= The task =
Give a verbatim copy of the lines below, minus the pictures.

## Begin Listed entries

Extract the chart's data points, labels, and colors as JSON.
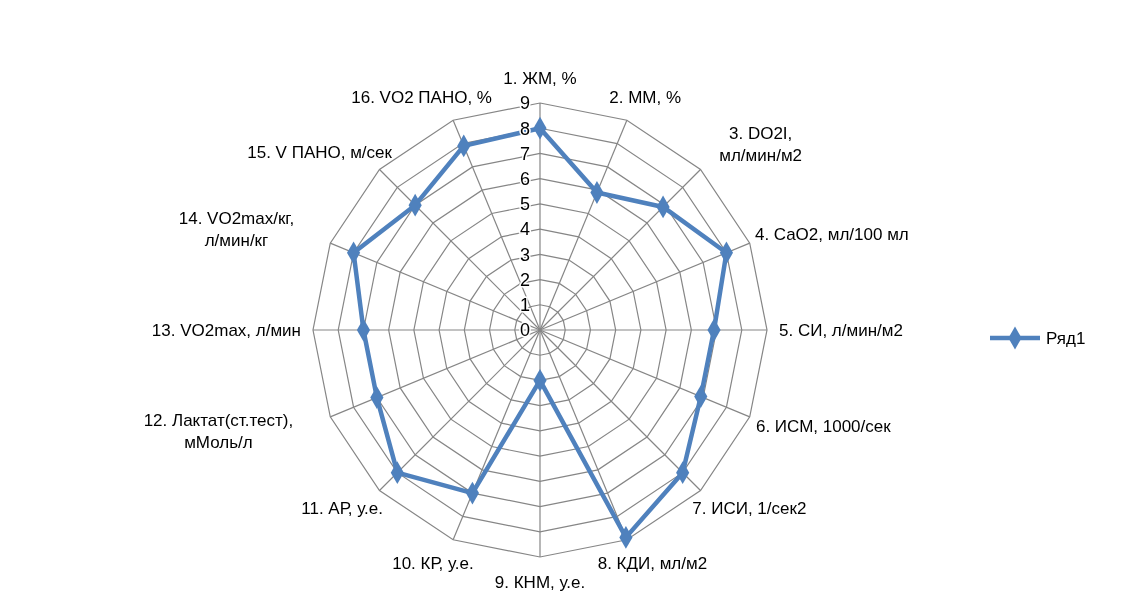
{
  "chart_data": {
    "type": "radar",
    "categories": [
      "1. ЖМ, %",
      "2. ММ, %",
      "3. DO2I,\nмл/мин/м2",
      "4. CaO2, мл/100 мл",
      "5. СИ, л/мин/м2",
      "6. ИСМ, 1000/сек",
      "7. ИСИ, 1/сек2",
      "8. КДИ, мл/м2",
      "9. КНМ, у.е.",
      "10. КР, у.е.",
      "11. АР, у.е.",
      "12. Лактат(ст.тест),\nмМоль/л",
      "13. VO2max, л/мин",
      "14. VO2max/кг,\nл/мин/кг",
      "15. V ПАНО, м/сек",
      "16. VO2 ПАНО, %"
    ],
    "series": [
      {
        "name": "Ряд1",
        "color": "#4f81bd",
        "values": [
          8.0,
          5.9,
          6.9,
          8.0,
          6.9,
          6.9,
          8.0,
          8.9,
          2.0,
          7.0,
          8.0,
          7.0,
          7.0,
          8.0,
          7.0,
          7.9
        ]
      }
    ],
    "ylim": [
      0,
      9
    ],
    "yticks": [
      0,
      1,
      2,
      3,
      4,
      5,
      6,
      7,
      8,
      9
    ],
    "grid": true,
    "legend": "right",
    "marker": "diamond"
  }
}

## End Listed entries

= The answer =
Extract the chart's data points, labels, and colors as JSON.
{
  "chart_data": {
    "type": "radar",
    "categories": [
      "1. ЖМ, %",
      "2. ММ, %",
      "3. DO2I,\nмл/мин/м2",
      "4. CaO2, мл/100 мл",
      "5. СИ, л/мин/м2",
      "6. ИСМ, 1000/сек",
      "7. ИСИ, 1/сек2",
      "8. КДИ, мл/м2",
      "9. КНМ, у.е.",
      "10. КР, у.е.",
      "11. АР, у.е.",
      "12. Лактат(ст.тест),\nмМоль/л",
      "13. VO2max, л/мин",
      "14. VO2max/кг,\nл/мин/кг",
      "15. V ПАНО, м/сек",
      "16. VO2 ПАНО, %"
    ],
    "series": [
      {
        "name": "Ряд1",
        "color": "#4f81bd",
        "values": [
          8.0,
          5.9,
          6.9,
          8.0,
          6.9,
          6.9,
          8.0,
          8.9,
          2.0,
          7.0,
          8.0,
          7.0,
          7.0,
          8.0,
          7.0,
          7.9
        ]
      }
    ],
    "ylim": [
      0,
      9
    ],
    "yticks": [
      0,
      1,
      2,
      3,
      4,
      5,
      6,
      7,
      8,
      9
    ],
    "grid": true,
    "legend": "right",
    "marker": "diamond"
  }
}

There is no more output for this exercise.